[Dataset excerpt]
▬▬▬

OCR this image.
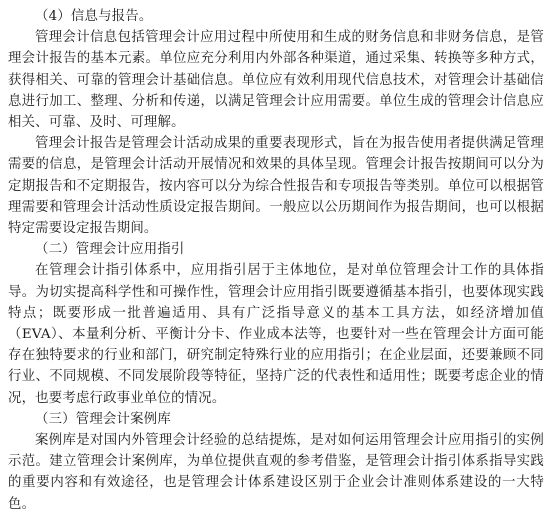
（4）信息与报告。

管理会计信息包括管理会计应用过程中所使用和生成的财务信息和非财务信息，是管理会计报告的基本元素。单位应充分利用内外部各种渠道，通过采集、转换等多种方式，获得相关、可靠的管理会计基础信息。单位应有效利用现代信息技术，对管理会计基础信息进行加工、整理、分析和传递，以满足管理会计应用需要。单位生成的管理会计信息应相关、可靠、及时、可理解。

管理会计报告是管理会计活动成果的重要表现形式，旨在为报告使用者提供满足管理需要的信息，是管理会计活动开展情况和效果的具体呈现。管理会计报告按期间可以分为定期报告和不定期报告，按内容可以分为综合性报告和专项报告等类别。单位可以根据管理需要和管理会计活动性质设定报告期间。一般应以公历期间作为报告期间，也可以根据特定需要设定报告期间。

（二）管理会计应用指引

在管理会计指引体系中，应用指引居于主体地位，是对单位管理会计工作的具体指导。为切实提高科学性和可操作性，管理会计应用指引既要遵循基本指引，也要体现实践特点；既要形成一批普遍适用、具有广泛指导意义的基本工具方法，如经济增加值（EVA）、本量利分析、平衡计分卡、作业成本法等，也要针对一些在管理会计方面可能存在独特要求的行业和部门，研究制定特殊行业的应用指引；在企业层面，还要兼顾不同行业、不同规模、不同发展阶段等特征，坚持广泛的代表性和适用性；既要考虑企业的情况，也要考虑行政事业单位的情况。

（三）管理会计案例库

案例库是对国内外管理会计经验的总结提炼，是对如何运用管理会计应用指引的实例示范。建立管理会计案例库，为单位提供直观的参考借鉴，是管理会计指引体系指导实践的重要内容和有效途径，也是管理会计体系建设区别于企业会计准则体系建设的一大特色。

▬▬▬

Without the pictures, reproduce every line of the records above exactly.

Final result:
OCR this image.
（4）信息与报告。

管理会计信息包括管理会计应用过程中所使用和生成的财务信息和非财务信息，是管理会计报告的基本元素。单位应充分利用内外部各种渠道，通过采集、转换等多种方式，获得相关、可靠的管理会计基础信息。单位应有效利用现代信息技术，对管理会计基础信息进行加工、整理、分析和传递，以满足管理会计应用需要。单位生成的管理会计信息应相关、可靠、及时、可理解。

管理会计报告是管理会计活动成果的重要表现形式，旨在为报告使用者提供满足管理需要的信息，是管理会计活动开展情况和效果的具体呈现。管理会计报告按期间可以分为定期报告和不定期报告，按内容可以分为综合性报告和专项报告等类别。单位可以根据管理需要和管理会计活动性质设定报告期间。一般应以公历期间作为报告期间，也可以根据特定需要设定报告期间。

（二）管理会计应用指引

在管理会计指引体系中，应用指引居于主体地位，是对单位管理会计工作的具体指导。为切实提高科学性和可操作性，管理会计应用指引既要遵循基本指引，也要体现实践特点；既要形成一批普遍适用、具有广泛指导意义的基本工具方法，如经济增加值（EVA）、本量利分析、平衡计分卡、作业成本法等，也要针对一些在管理会计方面可能存在独特要求的行业和部门，研究制定特殊行业的应用指引；在企业层面，还要兼顾不同行业、不同规模、不同发展阶段等特征，坚持广泛的代表性和适用性；既要考虑企业的情况，也要考虑行政事业单位的情况。

（三）管理会计案例库

案例库是对国内外管理会计经验的总结提炼，是对如何运用管理会计应用指引的实例示范。建立管理会计案例库，为单位提供直观的参考借鉴，是管理会计指引体系指导实践的重要内容和有效途径，也是管理会计体系建设区别于企业会计准则体系建设的一大特色。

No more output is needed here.